# PROBLEM
Copy all the entries word for word, but omit the pictures.

[Stored records]
┄┄┄┄┄┄

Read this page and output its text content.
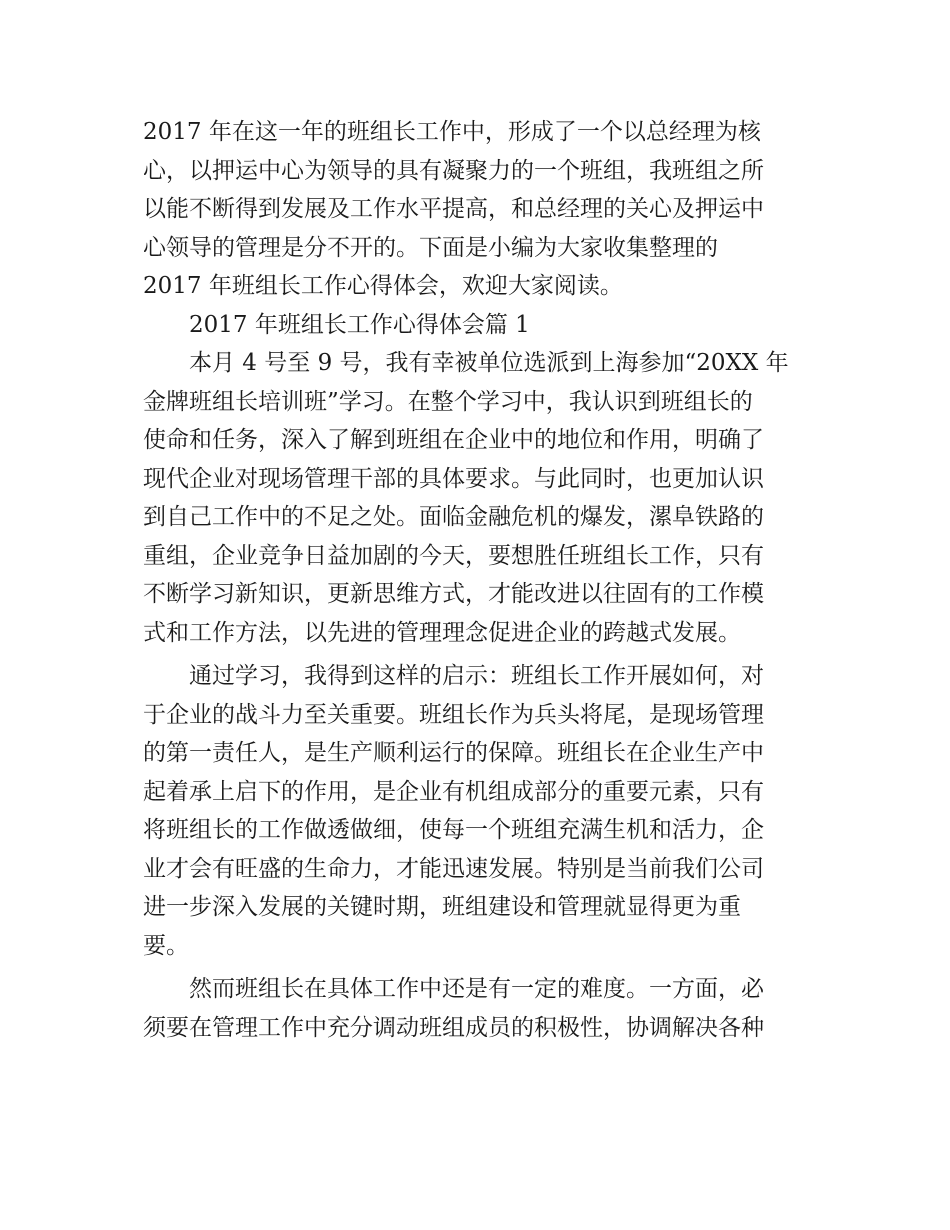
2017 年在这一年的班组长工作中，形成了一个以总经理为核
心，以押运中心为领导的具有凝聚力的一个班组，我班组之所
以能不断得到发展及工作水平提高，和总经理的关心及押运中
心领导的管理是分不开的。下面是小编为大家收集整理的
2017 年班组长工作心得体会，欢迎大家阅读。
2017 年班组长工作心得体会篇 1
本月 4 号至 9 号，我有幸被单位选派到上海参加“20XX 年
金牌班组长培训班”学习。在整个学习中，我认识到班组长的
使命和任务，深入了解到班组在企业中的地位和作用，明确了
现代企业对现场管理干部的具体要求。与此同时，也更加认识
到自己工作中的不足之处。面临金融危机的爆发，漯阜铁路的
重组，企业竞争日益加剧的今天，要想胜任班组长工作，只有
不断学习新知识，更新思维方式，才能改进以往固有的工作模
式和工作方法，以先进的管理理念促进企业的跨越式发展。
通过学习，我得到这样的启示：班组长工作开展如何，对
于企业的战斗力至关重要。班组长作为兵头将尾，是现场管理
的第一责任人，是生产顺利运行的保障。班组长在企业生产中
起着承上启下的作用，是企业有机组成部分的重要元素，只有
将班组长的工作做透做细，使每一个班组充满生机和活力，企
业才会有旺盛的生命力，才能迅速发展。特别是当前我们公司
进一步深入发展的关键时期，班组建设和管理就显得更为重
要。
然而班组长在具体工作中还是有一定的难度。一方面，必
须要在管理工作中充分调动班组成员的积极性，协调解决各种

┄┄┄┄┄┄

# EXPECTED OUTPUT
Read this page and output its text content.
2017 年在这一年的班组长工作中，形成了一个以总经理为核
心，以押运中心为领导的具有凝聚力的一个班组，我班组之所
以能不断得到发展及工作水平提高，和总经理的关心及押运中
心领导的管理是分不开的。下面是小编为大家收集整理的
2017 年班组长工作心得体会，欢迎大家阅读。
2017 年班组长工作心得体会篇 1
本月 4 号至 9 号，我有幸被单位选派到上海参加“20XX 年
金牌班组长培训班”学习。在整个学习中，我认识到班组长的
使命和任务，深入了解到班组在企业中的地位和作用，明确了
现代企业对现场管理干部的具体要求。与此同时，也更加认识
到自己工作中的不足之处。面临金融危机的爆发，漯阜铁路的
重组，企业竞争日益加剧的今天，要想胜任班组长工作，只有
不断学习新知识，更新思维方式，才能改进以往固有的工作模
式和工作方法，以先进的管理理念促进企业的跨越式发展。
通过学习，我得到这样的启示：班组长工作开展如何，对
于企业的战斗力至关重要。班组长作为兵头将尾，是现场管理
的第一责任人，是生产顺利运行的保障。班组长在企业生产中
起着承上启下的作用，是企业有机组成部分的重要元素，只有
将班组长的工作做透做细，使每一个班组充满生机和活力，企
业才会有旺盛的生命力，才能迅速发展。特别是当前我们公司
进一步深入发展的关键时期，班组建设和管理就显得更为重
要。
然而班组长在具体工作中还是有一定的难度。一方面，必
须要在管理工作中充分调动班组成员的积极性，协调解决各种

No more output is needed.